Exercise prompt => Gather all lines with "icon" from the records.

Data records =>
---

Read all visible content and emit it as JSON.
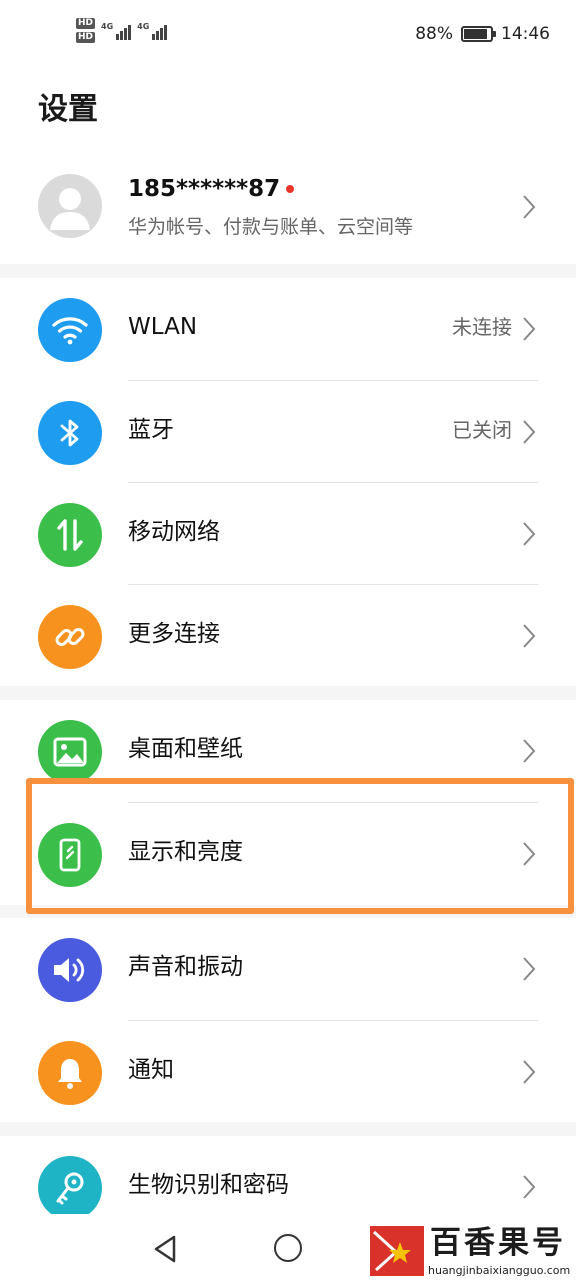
{
  "status_bar": {
    "hd1": "HD",
    "hd2": "HD",
    "net1": "4G",
    "net2": "4G",
    "battery_percent": "88%",
    "battery_level": 0.88,
    "time": "14:46"
  },
  "header": {
    "title": "设置"
  },
  "account": {
    "name": "185******87",
    "subtitle": "华为帐号、付款与账单、云空间等"
  },
  "connectivity": [
    {
      "label": "WLAN",
      "value": "未连接",
      "icon": "wifi-icon",
      "color": "#1e9cf0"
    },
    {
      "label": "蓝牙",
      "value": "已关闭",
      "icon": "bluetooth-icon",
      "color": "#1e9cf0"
    },
    {
      "label": "移动网络",
      "value": "",
      "icon": "mobile-data-icon",
      "color": "#3bbf4a"
    },
    {
      "label": "更多连接",
      "value": "",
      "icon": "link-icon",
      "color": "#f7921e"
    }
  ],
  "display": [
    {
      "label": "桌面和壁纸",
      "icon": "wallpaper-icon",
      "color": "#3bbf4a"
    },
    {
      "label": "显示和亮度",
      "icon": "display-icon",
      "color": "#3bbf4a"
    }
  ],
  "sound_notify": [
    {
      "label": "声音和振动",
      "icon": "speaker-icon",
      "color": "#4a5be0"
    },
    {
      "label": "通知",
      "icon": "bell-icon",
      "color": "#f7921e"
    }
  ],
  "security": [
    {
      "label": "生物识别和密码",
      "icon": "key-icon",
      "color": "#1fb3c6"
    }
  ],
  "highlight_color": "#f7913d",
  "watermark": {
    "title": "百香果号",
    "url": "huangjinbaixiangguo.com"
  }
}
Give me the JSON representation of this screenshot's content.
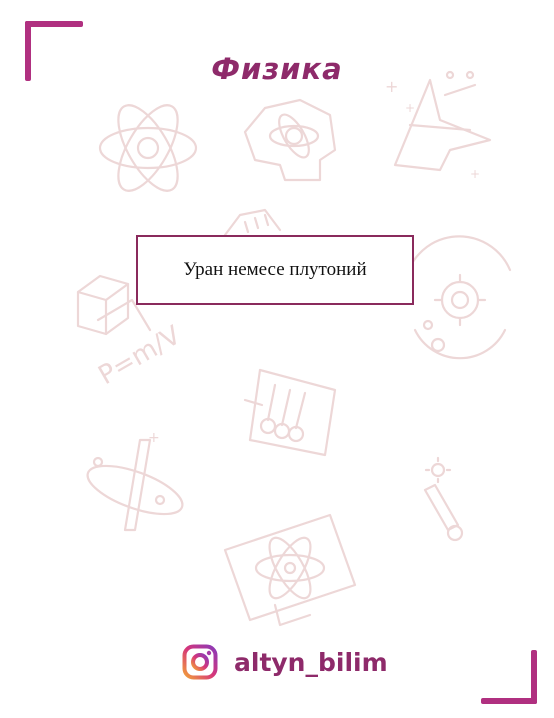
{
  "header": {
    "title": "Физика"
  },
  "card": {
    "text": "Уран немесе плутоний"
  },
  "footer": {
    "handle": "altyn_bilim",
    "icon": "instagram-icon"
  },
  "colors": {
    "accent": "#b03080",
    "title": "#8e2a6a",
    "box_border": "#8a2a5c",
    "doodle": "#edd7d7"
  }
}
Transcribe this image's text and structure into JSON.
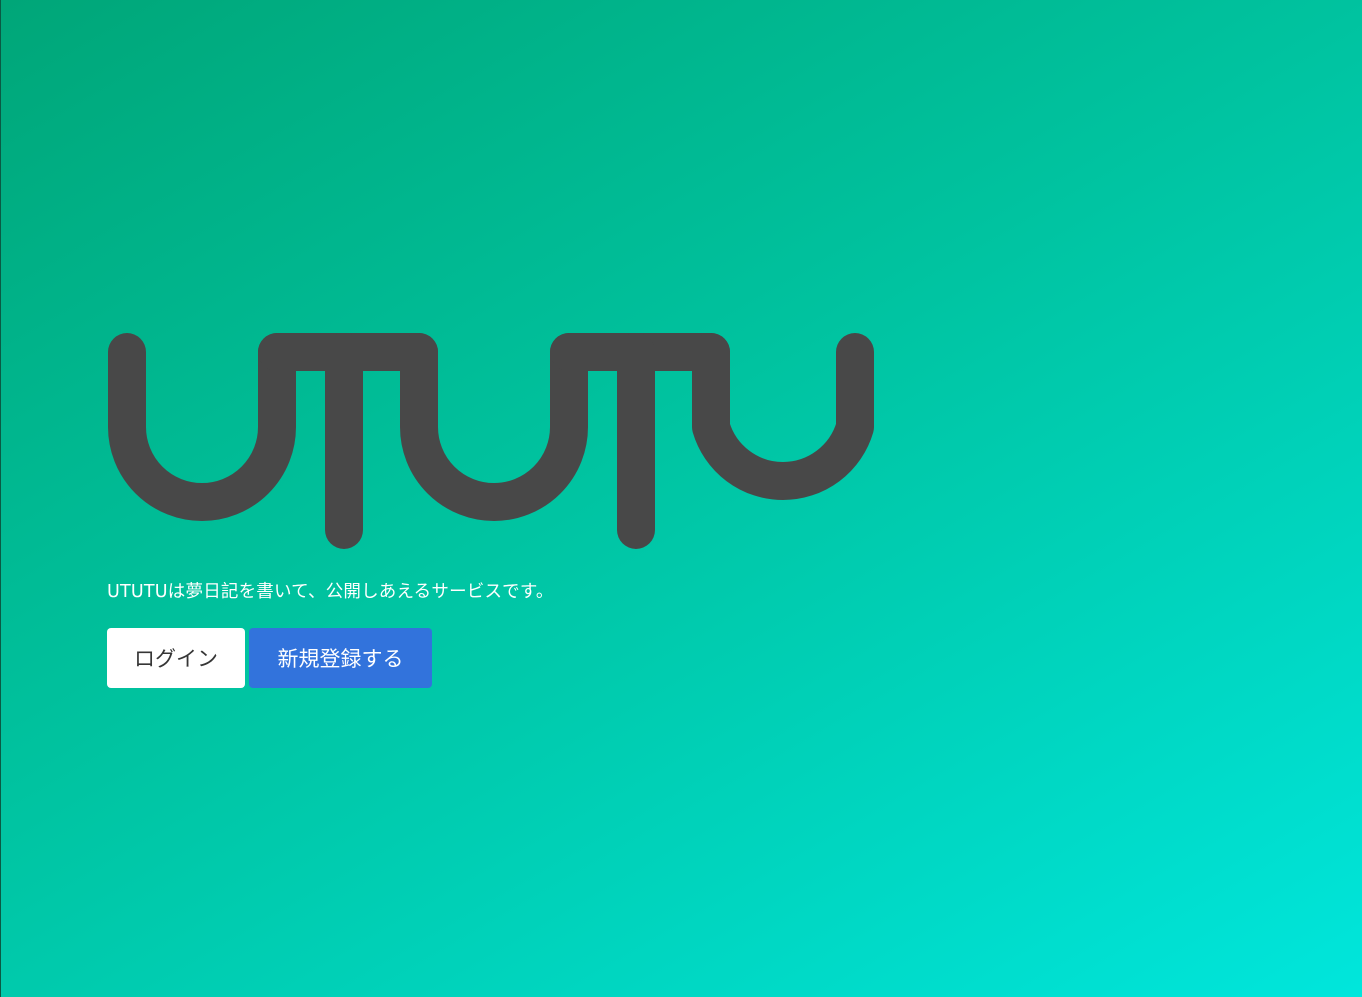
{
  "logo": {
    "text": "UTUTU",
    "color": "#484848"
  },
  "tagline": "UTUTUは夢日記を書いて、公開しあえるサービスです。",
  "actions": {
    "login_label": "ログイン",
    "signup_label": "新規登録する"
  },
  "colors": {
    "gradient_start": "#00a678",
    "gradient_end": "#00e6dc",
    "primary_button": "#3273dc",
    "login_button": "#ffffff",
    "text_dark": "#363636"
  }
}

---

Expected answer =>
      "icon": "wifi-icon",
      "icon": "bluetooth-icon",
      "icon": "mobile-data-icon",
      "icon": "link-icon",
      "icon": "wallpaper-icon",
      "icon": "display-icon",
      "icon": "speaker-icon",
      "icon": "bell-icon",
      "icon": "key-icon",
    "icon": "instagram-icon"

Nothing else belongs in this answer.